**Exercise description**
Check each line of the listing, and copy it if it contains the word "View".

**Source data**
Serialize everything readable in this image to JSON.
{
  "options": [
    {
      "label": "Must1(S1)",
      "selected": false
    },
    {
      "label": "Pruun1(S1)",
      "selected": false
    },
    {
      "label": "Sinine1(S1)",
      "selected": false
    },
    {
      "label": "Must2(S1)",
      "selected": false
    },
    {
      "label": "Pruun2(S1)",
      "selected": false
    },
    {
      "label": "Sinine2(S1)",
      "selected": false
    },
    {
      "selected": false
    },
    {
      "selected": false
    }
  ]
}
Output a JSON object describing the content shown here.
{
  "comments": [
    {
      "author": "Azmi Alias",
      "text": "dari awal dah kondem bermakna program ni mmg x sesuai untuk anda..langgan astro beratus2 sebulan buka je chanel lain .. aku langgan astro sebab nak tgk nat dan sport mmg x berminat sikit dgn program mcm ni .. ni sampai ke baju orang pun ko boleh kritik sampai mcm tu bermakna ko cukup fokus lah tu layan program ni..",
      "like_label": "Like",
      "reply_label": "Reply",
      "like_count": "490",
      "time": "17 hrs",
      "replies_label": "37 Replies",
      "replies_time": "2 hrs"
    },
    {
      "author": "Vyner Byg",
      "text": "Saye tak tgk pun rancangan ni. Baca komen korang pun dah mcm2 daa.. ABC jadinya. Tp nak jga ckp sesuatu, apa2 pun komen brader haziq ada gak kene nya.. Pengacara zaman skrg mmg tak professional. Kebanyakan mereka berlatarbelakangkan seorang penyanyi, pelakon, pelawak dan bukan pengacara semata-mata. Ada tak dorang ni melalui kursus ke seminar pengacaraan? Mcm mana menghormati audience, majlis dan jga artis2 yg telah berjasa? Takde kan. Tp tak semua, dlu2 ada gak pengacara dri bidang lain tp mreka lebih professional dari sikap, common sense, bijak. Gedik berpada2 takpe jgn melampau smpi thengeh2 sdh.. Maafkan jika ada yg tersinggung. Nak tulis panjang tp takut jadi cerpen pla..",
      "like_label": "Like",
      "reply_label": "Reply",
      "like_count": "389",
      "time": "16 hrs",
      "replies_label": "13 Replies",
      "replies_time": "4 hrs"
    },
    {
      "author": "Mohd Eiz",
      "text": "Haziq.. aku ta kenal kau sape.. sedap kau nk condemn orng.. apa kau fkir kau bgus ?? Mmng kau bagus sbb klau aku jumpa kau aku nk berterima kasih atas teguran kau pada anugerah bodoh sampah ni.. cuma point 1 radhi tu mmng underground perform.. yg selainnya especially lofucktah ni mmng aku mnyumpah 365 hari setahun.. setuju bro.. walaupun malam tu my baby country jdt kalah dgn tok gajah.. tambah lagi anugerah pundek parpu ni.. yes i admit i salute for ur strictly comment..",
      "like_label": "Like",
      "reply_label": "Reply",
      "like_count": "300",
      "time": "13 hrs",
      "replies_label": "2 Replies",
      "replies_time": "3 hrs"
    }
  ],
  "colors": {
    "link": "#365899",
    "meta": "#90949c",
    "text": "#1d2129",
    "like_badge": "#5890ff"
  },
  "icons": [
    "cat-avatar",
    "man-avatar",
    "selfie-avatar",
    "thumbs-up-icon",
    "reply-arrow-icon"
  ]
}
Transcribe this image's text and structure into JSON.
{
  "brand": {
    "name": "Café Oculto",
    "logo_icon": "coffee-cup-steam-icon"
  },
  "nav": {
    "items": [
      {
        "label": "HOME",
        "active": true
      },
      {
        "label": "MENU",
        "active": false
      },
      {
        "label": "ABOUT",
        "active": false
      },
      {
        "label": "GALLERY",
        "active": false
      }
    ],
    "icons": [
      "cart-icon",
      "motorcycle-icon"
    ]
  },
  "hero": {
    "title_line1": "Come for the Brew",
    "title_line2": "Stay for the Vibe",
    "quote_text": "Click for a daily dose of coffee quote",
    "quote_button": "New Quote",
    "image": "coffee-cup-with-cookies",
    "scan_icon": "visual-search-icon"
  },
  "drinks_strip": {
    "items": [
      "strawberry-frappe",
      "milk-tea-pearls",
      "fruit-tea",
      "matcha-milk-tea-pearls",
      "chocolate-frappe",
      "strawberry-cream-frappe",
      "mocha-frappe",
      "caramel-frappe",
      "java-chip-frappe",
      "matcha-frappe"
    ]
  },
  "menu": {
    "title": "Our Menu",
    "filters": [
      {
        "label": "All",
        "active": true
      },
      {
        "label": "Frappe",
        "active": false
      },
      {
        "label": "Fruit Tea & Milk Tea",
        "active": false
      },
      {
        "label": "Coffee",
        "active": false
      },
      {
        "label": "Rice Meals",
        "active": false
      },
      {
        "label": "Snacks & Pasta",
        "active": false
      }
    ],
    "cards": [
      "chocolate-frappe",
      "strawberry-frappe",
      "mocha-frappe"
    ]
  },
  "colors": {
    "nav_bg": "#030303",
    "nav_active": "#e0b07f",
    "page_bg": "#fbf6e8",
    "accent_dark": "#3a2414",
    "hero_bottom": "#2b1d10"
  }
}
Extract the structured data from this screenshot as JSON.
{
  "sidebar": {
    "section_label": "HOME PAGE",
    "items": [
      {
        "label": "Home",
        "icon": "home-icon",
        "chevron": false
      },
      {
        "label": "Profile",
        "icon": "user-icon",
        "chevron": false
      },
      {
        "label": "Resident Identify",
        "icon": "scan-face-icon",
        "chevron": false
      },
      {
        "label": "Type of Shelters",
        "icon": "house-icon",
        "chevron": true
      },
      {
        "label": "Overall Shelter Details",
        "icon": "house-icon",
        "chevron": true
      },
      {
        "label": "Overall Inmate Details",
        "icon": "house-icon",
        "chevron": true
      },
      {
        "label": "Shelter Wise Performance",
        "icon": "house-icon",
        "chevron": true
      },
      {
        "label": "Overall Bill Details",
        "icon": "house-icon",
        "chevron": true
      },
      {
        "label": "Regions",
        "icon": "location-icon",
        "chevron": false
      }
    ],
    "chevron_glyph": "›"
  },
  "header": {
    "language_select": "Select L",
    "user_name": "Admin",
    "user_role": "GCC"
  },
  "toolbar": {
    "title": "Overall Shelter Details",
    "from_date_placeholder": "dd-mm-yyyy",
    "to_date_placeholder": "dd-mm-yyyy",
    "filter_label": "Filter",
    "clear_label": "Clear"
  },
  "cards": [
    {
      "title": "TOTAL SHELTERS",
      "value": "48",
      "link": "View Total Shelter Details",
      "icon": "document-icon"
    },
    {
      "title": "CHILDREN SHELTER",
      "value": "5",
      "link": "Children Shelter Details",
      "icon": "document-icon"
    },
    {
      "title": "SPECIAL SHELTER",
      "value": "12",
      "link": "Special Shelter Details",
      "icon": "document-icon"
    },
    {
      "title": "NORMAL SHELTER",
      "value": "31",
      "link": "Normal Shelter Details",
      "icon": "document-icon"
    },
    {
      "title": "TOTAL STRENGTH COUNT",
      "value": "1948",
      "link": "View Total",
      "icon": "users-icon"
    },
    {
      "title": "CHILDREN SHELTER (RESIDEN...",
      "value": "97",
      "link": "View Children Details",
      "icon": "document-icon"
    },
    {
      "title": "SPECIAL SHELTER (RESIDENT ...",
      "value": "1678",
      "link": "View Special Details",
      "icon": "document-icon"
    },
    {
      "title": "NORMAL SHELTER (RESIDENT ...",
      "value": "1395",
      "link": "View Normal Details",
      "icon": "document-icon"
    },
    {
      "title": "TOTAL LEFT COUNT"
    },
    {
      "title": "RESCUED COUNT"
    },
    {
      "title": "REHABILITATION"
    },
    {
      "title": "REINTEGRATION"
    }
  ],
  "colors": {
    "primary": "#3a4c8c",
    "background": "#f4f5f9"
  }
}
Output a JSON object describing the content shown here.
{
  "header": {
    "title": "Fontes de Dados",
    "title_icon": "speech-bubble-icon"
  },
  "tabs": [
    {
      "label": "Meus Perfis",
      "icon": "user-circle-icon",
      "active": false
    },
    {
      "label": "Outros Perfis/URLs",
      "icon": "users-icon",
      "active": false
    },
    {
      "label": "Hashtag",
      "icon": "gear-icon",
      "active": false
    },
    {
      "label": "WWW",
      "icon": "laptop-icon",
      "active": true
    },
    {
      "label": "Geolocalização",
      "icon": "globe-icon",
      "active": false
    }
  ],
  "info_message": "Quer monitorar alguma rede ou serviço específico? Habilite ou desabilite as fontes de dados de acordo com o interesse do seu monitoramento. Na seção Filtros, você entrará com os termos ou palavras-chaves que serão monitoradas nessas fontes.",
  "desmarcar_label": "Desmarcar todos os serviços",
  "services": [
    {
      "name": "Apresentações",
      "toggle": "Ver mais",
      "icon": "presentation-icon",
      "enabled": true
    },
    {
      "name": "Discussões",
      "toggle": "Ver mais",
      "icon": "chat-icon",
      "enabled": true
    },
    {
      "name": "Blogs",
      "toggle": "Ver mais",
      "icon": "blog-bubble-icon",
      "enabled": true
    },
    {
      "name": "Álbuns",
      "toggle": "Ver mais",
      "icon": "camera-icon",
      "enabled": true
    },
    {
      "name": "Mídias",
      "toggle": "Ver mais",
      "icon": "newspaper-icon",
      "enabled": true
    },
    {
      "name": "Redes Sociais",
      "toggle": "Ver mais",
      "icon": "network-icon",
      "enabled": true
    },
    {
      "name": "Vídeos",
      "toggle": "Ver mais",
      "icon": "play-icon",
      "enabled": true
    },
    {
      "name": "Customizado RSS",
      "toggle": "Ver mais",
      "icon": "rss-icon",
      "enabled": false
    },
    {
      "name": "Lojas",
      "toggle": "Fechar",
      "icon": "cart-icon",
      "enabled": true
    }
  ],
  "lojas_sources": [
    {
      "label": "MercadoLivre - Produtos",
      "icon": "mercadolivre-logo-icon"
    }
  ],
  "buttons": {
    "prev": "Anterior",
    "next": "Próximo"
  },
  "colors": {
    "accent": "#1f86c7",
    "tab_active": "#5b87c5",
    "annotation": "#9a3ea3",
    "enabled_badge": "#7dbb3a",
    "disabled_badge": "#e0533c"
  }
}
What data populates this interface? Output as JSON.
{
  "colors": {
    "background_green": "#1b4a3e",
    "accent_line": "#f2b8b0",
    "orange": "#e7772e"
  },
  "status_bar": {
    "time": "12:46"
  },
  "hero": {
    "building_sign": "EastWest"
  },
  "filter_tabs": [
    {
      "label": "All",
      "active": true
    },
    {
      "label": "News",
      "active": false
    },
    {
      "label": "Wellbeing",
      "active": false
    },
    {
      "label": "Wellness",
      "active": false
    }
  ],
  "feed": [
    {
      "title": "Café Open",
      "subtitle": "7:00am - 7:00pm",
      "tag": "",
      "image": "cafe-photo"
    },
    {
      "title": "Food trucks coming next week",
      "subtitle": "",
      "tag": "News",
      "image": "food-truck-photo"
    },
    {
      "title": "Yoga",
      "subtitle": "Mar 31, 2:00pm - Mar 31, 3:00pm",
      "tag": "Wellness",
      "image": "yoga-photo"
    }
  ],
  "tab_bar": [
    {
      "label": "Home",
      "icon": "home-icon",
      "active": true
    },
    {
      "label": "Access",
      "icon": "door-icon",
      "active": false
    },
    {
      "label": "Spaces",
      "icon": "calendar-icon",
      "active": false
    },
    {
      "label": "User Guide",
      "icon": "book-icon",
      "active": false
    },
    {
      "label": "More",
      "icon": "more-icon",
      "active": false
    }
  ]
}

**Final answer**
      "link": "View Total Shelter Details",
      "link": "View Total",
      "link": "View Children Details",
      "link": "View Special Details",
      "link": "View Normal Details",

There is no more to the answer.